YOUR OBJECTIVE — Look through the listing below and report how many lines contain "concern", as a bare number.

DATA EXTRACT —

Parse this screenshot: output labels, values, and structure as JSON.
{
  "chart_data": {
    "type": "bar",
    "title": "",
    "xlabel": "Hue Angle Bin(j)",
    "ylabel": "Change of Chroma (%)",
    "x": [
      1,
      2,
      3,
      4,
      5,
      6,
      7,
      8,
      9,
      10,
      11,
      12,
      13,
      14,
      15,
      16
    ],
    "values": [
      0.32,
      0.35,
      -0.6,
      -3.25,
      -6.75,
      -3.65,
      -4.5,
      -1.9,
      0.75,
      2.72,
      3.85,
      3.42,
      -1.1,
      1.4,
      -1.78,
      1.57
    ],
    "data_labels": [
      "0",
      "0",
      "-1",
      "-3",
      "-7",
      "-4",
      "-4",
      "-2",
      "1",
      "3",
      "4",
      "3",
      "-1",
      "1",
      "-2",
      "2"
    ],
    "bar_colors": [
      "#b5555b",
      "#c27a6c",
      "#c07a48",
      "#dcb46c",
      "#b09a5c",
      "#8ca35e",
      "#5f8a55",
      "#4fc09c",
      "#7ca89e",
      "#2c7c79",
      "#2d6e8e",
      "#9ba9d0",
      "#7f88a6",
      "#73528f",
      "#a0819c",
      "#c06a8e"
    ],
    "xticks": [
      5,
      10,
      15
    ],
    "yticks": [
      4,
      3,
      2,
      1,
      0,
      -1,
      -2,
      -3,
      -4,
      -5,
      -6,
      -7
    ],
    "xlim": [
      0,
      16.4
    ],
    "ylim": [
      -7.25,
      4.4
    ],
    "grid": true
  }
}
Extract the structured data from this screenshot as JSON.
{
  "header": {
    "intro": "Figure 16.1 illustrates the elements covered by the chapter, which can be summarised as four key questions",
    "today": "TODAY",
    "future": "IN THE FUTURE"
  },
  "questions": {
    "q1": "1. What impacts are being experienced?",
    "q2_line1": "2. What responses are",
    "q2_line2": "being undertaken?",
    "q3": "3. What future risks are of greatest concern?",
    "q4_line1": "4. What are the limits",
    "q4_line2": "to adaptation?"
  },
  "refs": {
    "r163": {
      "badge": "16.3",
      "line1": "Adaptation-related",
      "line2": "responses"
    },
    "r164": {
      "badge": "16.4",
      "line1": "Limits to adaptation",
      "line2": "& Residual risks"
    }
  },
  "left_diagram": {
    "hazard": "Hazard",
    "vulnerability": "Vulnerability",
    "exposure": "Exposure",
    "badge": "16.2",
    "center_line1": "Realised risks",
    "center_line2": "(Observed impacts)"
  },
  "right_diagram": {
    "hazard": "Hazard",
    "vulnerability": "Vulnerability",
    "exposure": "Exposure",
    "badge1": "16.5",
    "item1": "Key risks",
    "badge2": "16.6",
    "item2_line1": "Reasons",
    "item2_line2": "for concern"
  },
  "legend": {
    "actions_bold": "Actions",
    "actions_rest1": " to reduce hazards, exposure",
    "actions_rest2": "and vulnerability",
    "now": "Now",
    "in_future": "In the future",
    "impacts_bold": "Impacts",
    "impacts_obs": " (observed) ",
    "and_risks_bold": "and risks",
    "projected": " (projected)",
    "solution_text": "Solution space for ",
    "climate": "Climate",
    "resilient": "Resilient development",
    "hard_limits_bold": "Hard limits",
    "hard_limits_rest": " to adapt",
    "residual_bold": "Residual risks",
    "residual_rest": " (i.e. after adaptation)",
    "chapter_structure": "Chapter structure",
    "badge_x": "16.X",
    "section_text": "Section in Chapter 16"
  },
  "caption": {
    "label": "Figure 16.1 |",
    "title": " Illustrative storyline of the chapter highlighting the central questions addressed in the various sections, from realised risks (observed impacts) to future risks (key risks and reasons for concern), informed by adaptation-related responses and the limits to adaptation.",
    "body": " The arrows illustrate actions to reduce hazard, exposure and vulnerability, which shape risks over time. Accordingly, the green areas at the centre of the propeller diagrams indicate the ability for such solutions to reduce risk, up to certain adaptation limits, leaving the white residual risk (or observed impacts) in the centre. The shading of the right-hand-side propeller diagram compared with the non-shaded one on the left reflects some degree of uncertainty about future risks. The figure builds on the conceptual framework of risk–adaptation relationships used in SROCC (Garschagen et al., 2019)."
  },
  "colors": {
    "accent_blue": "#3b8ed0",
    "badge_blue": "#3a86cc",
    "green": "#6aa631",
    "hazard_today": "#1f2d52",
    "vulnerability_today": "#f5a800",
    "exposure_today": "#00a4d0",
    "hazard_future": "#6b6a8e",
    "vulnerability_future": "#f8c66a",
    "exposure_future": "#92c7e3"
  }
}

RESPONSE — 3